== What you are asked to do ==
Write out the records below word for word, please.

== Supplied material ==

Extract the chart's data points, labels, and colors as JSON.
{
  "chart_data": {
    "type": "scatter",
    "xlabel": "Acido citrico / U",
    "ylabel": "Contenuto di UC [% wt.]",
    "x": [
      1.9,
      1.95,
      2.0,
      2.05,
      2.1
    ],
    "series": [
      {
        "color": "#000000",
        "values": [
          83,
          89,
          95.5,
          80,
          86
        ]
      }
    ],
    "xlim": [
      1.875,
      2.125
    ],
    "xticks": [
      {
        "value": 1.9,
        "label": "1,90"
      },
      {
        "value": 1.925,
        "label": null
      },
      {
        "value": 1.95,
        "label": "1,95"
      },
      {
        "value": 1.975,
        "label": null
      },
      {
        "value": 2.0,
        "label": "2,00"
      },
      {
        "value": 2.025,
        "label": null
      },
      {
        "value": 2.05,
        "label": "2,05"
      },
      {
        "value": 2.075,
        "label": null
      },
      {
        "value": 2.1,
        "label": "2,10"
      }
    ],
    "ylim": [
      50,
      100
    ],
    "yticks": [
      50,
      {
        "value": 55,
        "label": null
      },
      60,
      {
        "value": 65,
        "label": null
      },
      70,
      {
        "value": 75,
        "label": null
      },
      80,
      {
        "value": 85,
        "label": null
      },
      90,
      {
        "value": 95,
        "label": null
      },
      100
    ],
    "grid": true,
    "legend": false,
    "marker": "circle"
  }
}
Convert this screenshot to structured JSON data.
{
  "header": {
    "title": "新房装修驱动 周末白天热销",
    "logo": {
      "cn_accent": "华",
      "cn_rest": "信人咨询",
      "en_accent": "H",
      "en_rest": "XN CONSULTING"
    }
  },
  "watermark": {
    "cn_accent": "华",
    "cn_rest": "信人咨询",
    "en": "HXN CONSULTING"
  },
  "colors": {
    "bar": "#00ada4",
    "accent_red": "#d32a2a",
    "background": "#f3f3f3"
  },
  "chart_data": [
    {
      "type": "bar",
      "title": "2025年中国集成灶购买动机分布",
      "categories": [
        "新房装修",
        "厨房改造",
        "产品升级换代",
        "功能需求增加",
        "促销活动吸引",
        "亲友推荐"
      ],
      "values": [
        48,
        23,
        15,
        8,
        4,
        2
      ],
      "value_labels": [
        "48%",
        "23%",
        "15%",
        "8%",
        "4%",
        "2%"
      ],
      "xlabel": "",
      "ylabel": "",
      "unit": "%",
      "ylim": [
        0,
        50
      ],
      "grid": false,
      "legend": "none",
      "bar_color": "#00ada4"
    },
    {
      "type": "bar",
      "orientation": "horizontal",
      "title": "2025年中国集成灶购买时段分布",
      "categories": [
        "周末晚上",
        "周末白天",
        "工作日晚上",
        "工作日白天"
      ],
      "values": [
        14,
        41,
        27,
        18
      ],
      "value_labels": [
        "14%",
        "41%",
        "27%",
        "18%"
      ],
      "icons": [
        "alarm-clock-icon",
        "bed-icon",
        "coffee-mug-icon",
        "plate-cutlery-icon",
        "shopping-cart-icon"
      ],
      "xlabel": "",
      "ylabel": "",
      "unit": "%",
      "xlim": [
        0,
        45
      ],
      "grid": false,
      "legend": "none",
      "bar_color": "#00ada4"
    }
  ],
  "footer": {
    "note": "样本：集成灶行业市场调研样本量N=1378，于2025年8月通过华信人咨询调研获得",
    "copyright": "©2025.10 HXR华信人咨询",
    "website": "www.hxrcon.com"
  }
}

== Written answer ==
Extract the chart's data points, labels, and colors as JSON.
{
  "chart_data": {
    "type": "scatter",
    "xlabel": "Acido citrico / U",
    "ylabel": "Contenuto di UC [% wt.]",
    "x": [
      1.9,
      1.95,
      2.0,
      2.05,
      2.1
    ],
    "series": [
      {
        "color": "#000000",
        "values": [
          83,
          89,
          95.5,
          80,
          86
        ]
      }
    ],
    "xlim": [
      1.875,
      2.125
    ],
    "xticks": [
      {
        "value": 1.9,
        "label": "1,90"
      },
      {
        "value": 1.925,
        "label": null
      },
      {
        "value": 1.95,
        "label": "1,95"
      },
      {
        "value": 1.975,
        "label": null
      },
      {
        "value": 2.0,
        "label": "2,00"
      },
      {
        "value": 2.025,
        "label": null
      },
      {
        "value": 2.05,
        "label": "2,05"
      },
      {
        "value": 2.075,
        "label": null
      },
      {
        "value": 2.1,
        "label": "2,10"
      }
    ],
    "ylim": [
      50,
      100
    ],
    "yticks": [
      50,
      {
        "value": 55,
        "label": null
      },
      60,
      {
        "value": 65,
        "label": null
      },
      70,
      {
        "value": 75,
        "label": null
      },
      80,
      {
        "value": 85,
        "label": null
      },
      90,
      {
        "value": 95,
        "label": null
      },
      100
    ],
    "grid": true,
    "legend": false,
    "marker": "circle"
  }
}
Convert this screenshot to structured JSON data.
{
  "header": {
    "title": "新房装修驱动 周末白天热销",
    "logo": {
      "cn_accent": "华",
      "cn_rest": "信人咨询",
      "en_accent": "H",
      "en_rest": "XN CONSULTING"
    }
  },
  "watermark": {
    "cn_accent": "华",
    "cn_rest": "信人咨询",
    "en": "HXN CONSULTING"
  },
  "colors": {
    "bar": "#00ada4",
    "accent_red": "#d32a2a",
    "background": "#f3f3f3"
  },
  "chart_data": [
    {
      "type": "bar",
      "title": "2025年中国集成灶购买动机分布",
      "categories": [
        "新房装修",
        "厨房改造",
        "产品升级换代",
        "功能需求增加",
        "促销活动吸引",
        "亲友推荐"
      ],
      "values": [
        48,
        23,
        15,
        8,
        4,
        2
      ],
      "value_labels": [
        "48%",
        "23%",
        "15%",
        "8%",
        "4%",
        "2%"
      ],
      "xlabel": "",
      "ylabel": "",
      "unit": "%",
      "ylim": [
        0,
        50
      ],
      "grid": false,
      "legend": "none",
      "bar_color": "#00ada4"
    },
    {
      "type": "bar",
      "orientation": "horizontal",
      "title": "2025年中国集成灶购买时段分布",
      "categories": [
        "周末晚上",
        "周末白天",
        "工作日晚上",
        "工作日白天"
      ],
      "values": [
        14,
        41,
        27,
        18
      ],
      "value_labels": [
        "14%",
        "41%",
        "27%",
        "18%"
      ],
      "icons": [
        "alarm-clock-icon",
        "bed-icon",
        "coffee-mug-icon",
        "plate-cutlery-icon",
        "shopping-cart-icon"
      ],
      "xlabel": "",
      "ylabel": "",
      "unit": "%",
      "xlim": [
        0,
        45
      ],
      "grid": false,
      "legend": "none",
      "bar_color": "#00ada4"
    }
  ],
  "footer": {
    "note": "样本：集成灶行业市场调研样本量N=1378，于2025年8月通过华信人咨询调研获得",
    "copyright": "©2025.10 HXR华信人咨询",
    "website": "www.hxrcon.com"
  }
}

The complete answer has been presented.